=== Given records ===
====
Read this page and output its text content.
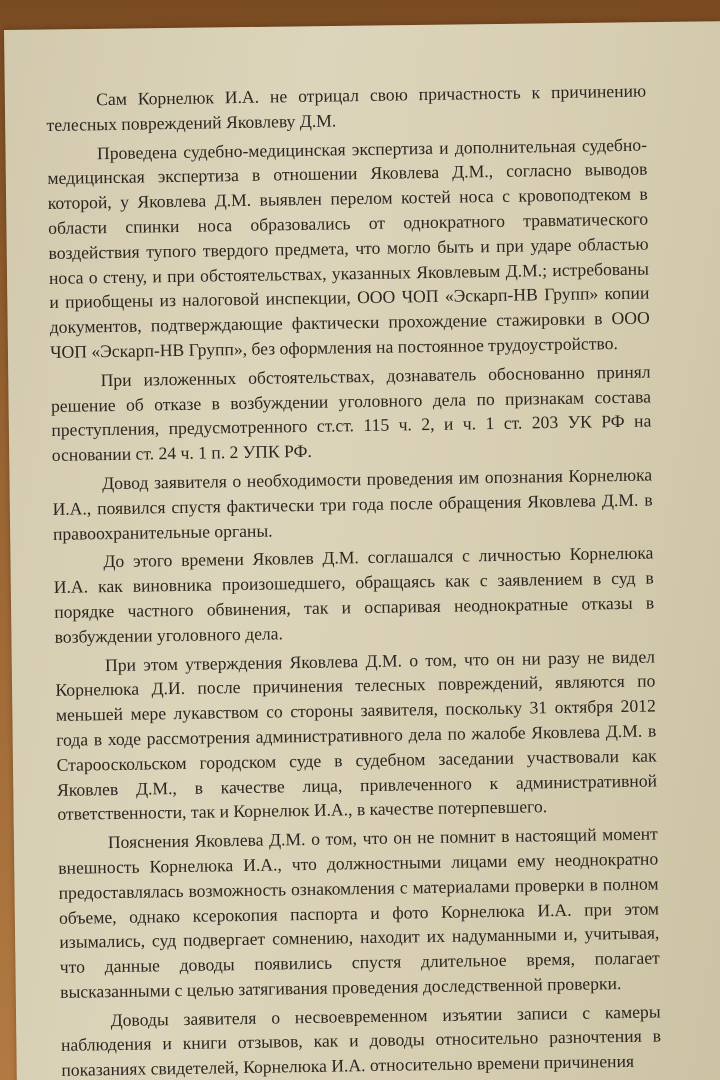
Сам Корнелюк И.А. не отрицал свою причастность к причинению телесных повреждений Яковлеву Д.М.

Проведена судебно-медицинская экспертиза и дополнительная судебно-медицинская экспертиза в отношении Яковлева Д.М., согласно выводов которой, у Яковлева Д.М. выявлен перелом костей носа с кровоподтеком в области спинки носа образовались от однократного травматического воздействия тупого твердого предмета, что могло быть и при ударе областью носа о стену, и при обстоятельствах, указанных Яковлевым Д.М.; истребованы и приобщены из налоговой инспекции, ООО ЧОП «Эскарп-НВ Групп» копии документов, подтверждающие фактически прохождение стажировки в ООО ЧОП «Эскарп-НВ Групп», без оформления на постоянное трудоустройство.

При изложенных обстоятельствах, дознаватель обоснованно принял решение об отказе в возбуждении уголовного дела по признакам состава преступления, предусмотренного ст.ст. 115 ч. 2, и ч. 1 ст. 203 УК РФ на основании ст. 24 ч. 1 п. 2 УПК РФ.

Довод заявителя о необходимости проведения им опознания Корнелюка И.А., появился спустя фактически три года после обращения Яковлева Д.М. в правоохранительные органы.

До этого времени Яковлев Д.М. соглашался с личностью Корнелюка И.А. как виновника произошедшего, обращаясь как с заявлением в суд в порядке частного обвинения, так и оспаривая неоднократные отказы в возбуждении уголовного дела.

При этом утверждения Яковлева Д.М. о том, что он ни разу не видел Корнелюка Д.И. после причинения телесных повреждений, являются по меньшей мере лукавством со стороны заявителя, поскольку 31 октября 2012 года в ходе рассмотрения административного дела по жалобе Яковлева Д.М. в Старооскольском городском суде в судебном заседании участвовали как Яковлев Д.М., в качестве лица, привлеченного к административной ответственности, так и Корнелюк И.А., в качестве потерпевшего.

Пояснения Яковлева Д.М. о том, что он не помнит в настоящий момент внешность Корнелюка И.А., что должностными лицами ему неоднократно предоставлялась возможность ознакомления с материалами проверки в полном объеме, однако ксерокопия паспорта и фото Корнелюка И.А. при этом изымались, суд подвергает сомнению, находит их надуманными и, учитывая, что данные доводы появились спустя длительное время, полагает высказанными с целью затягивания проведения доследственной проверки.

Доводы заявителя о несвоевременном изъятии записи с камеры наблюдения и книги отзывов, как и доводы относительно разночтения в показаниях свидетелей, Корнелюка И.А. относительно времени причинения
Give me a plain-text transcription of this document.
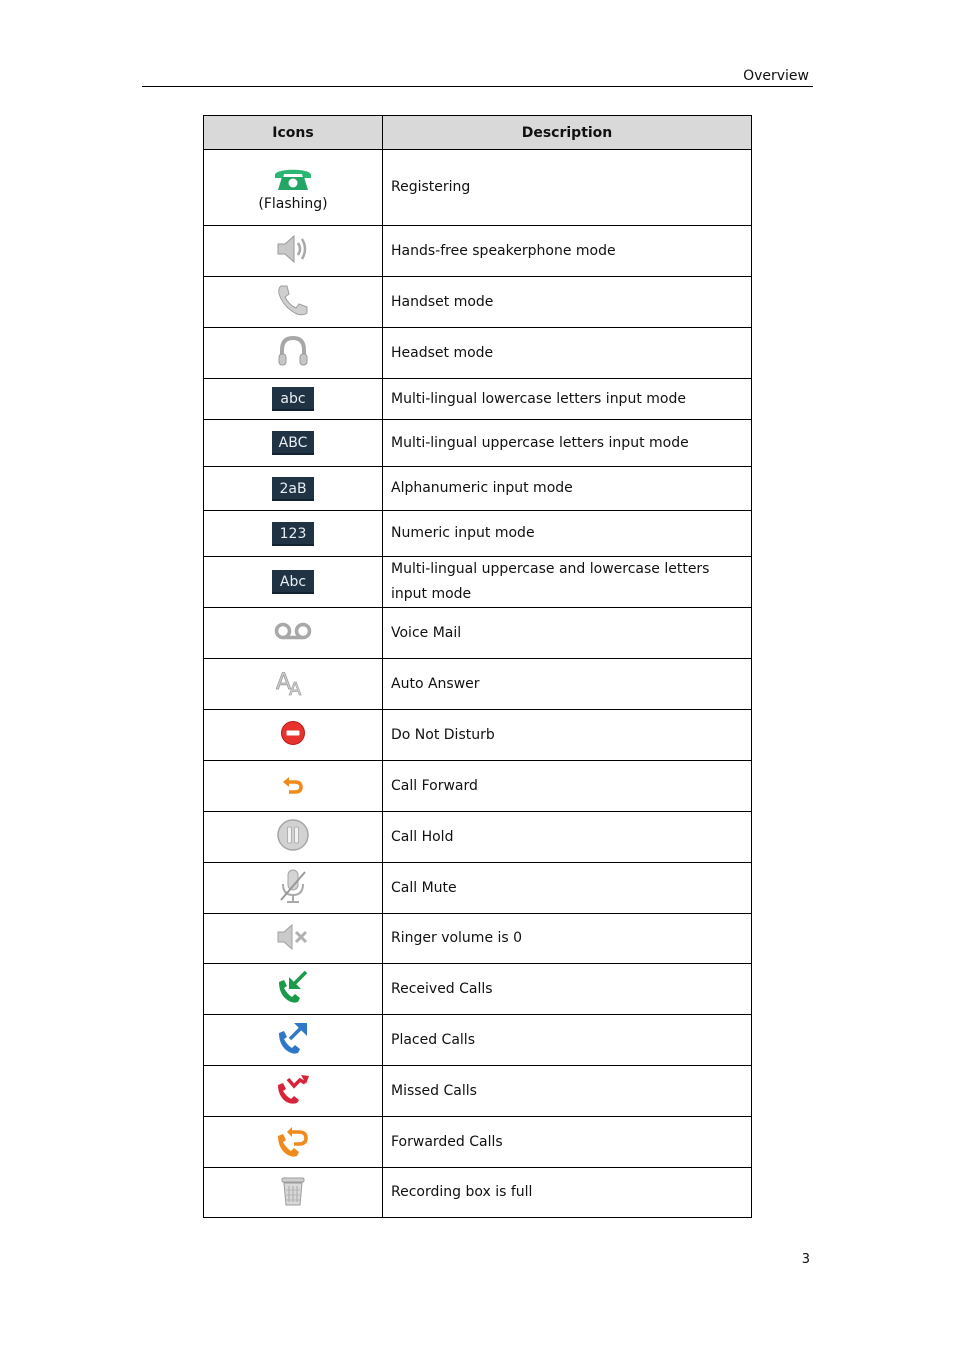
Overview
Icons	Description

(Flashing)	Registering

	Hands-free speakerphone mode

	Handset mode

	Headset mode
abc	Multi-lingual lowercase letters input mode
ABC	Multi-lingual uppercase letters input mode
2aB	Alphanumeric input mode
123	Numeric input mode
Abc	Multi-lingual uppercase and lowercase letters input mode

	Voice Mail

A
A	Auto Answer

	Do Not Disturb

	Call Forward

	Call Hold

	Call Mute

	Ringer volume is 0

	Received Calls

	Placed Calls

	Missed Calls

	Forwarded Calls

	Recording box is full
3
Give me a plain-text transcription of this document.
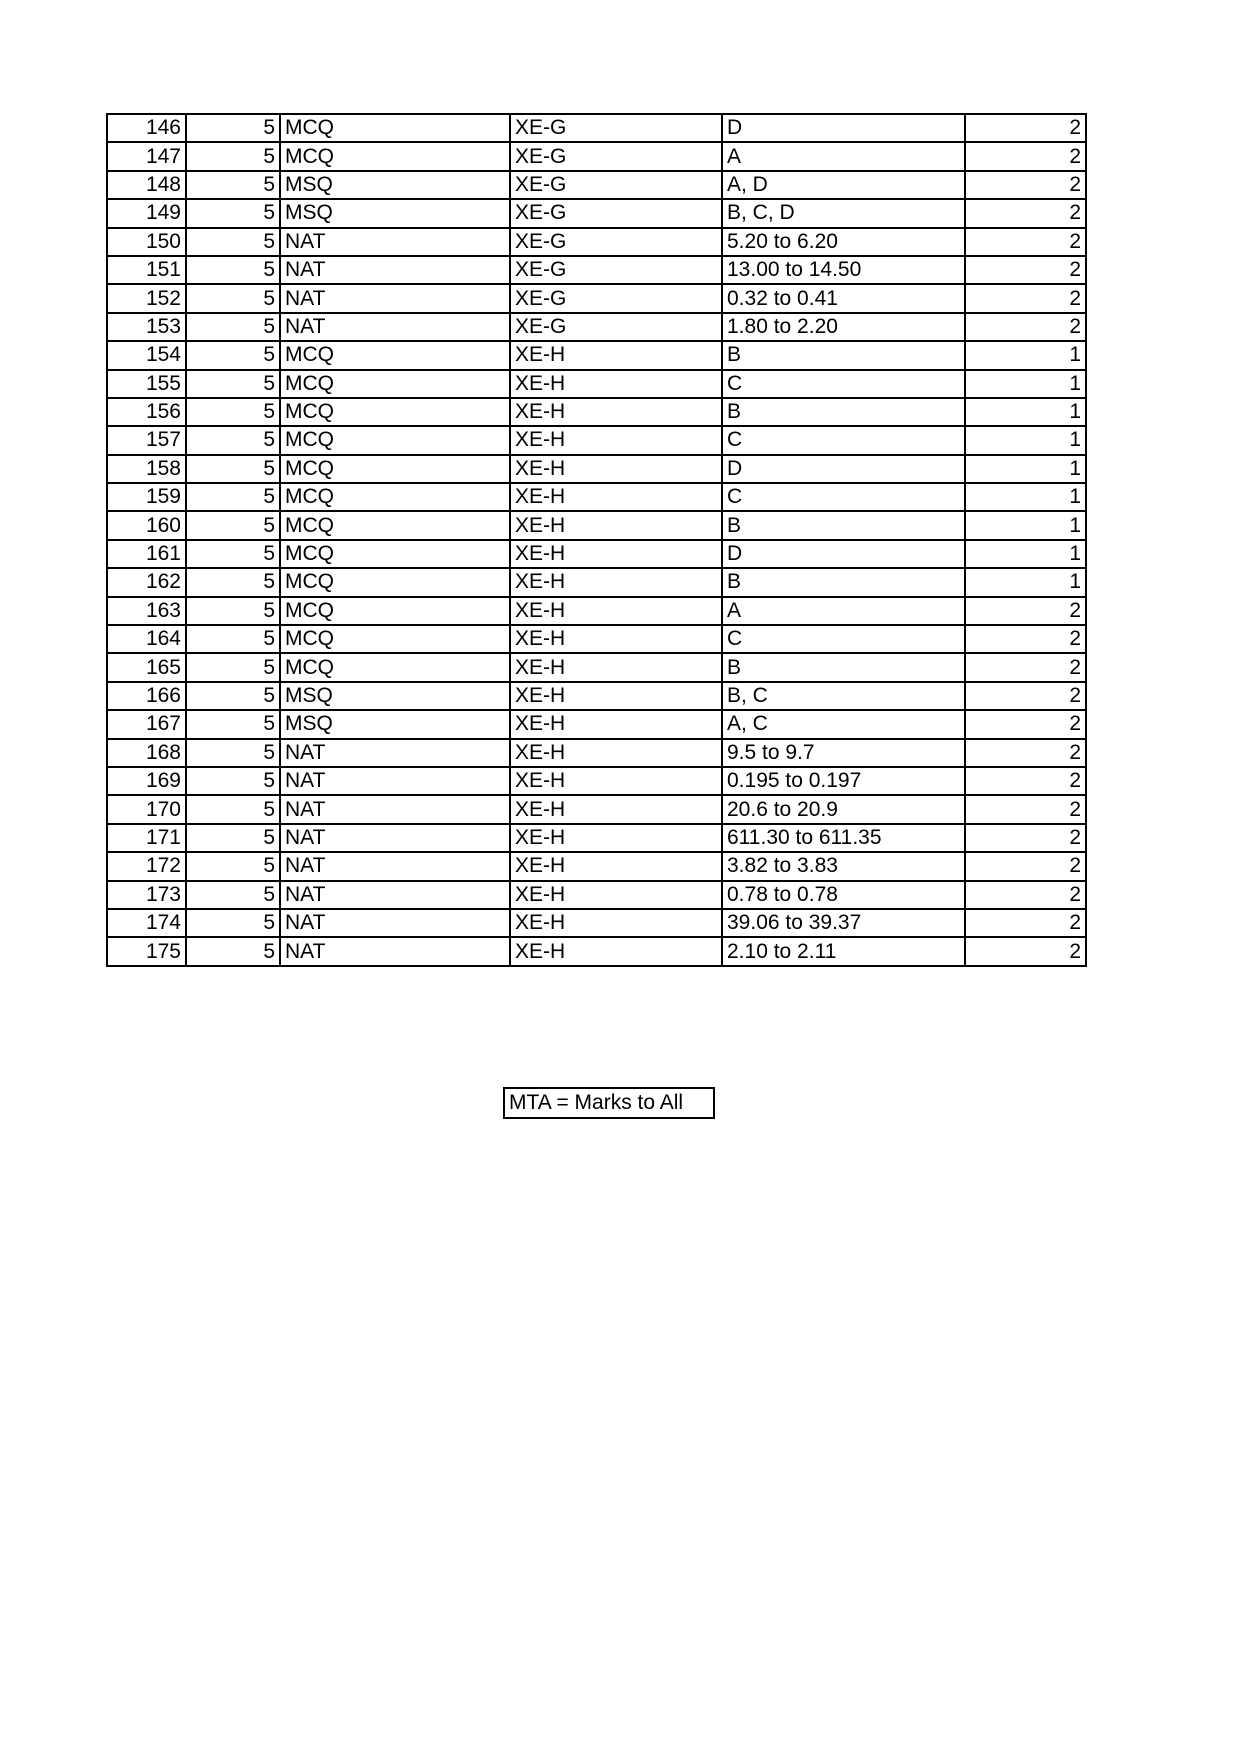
146	5	MCQ	XE-G	D	2
147	5	MCQ	XE-G	A	2
148	5	MSQ	XE-G	A, D	2
149	5	MSQ	XE-G	B, C, D	2
150	5	NAT	XE-G	5.20 to 6.20	2
151	5	NAT	XE-G	13.00 to 14.50	2
152	5	NAT	XE-G	0.32 to 0.41	2
153	5	NAT	XE-G	1.80 to 2.20	2
154	5	MCQ	XE-H	B	1
155	5	MCQ	XE-H	C	1
156	5	MCQ	XE-H	B	1
157	5	MCQ	XE-H	C	1
158	5	MCQ	XE-H	D	1
159	5	MCQ	XE-H	C	1
160	5	MCQ	XE-H	B	1
161	5	MCQ	XE-H	D	1
162	5	MCQ	XE-H	B	1
163	5	MCQ	XE-H	A	2
164	5	MCQ	XE-H	C	2
165	5	MCQ	XE-H	B	2
166	5	MSQ	XE-H	B, C	2
167	5	MSQ	XE-H	A, C	2
168	5	NAT	XE-H	9.5 to 9.7	2
169	5	NAT	XE-H	0.195 to 0.197	2
170	5	NAT	XE-H	20.6 to 20.9	2
171	5	NAT	XE-H	611.30 to 611.35	2
172	5	NAT	XE-H	3.82 to 3.83	2
173	5	NAT	XE-H	0.78 to 0.78	2
174	5	NAT	XE-H	39.06 to 39.37	2
175	5	NAT	XE-H	2.10 to 2.11	2
MTA = Marks to All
====
=== Task objective ===
Take each line of the material that contains the word "Calls" and list it.

=== Correct response ===
	Received Calls
	Placed Calls
	Missed Calls
	Forwarded Calls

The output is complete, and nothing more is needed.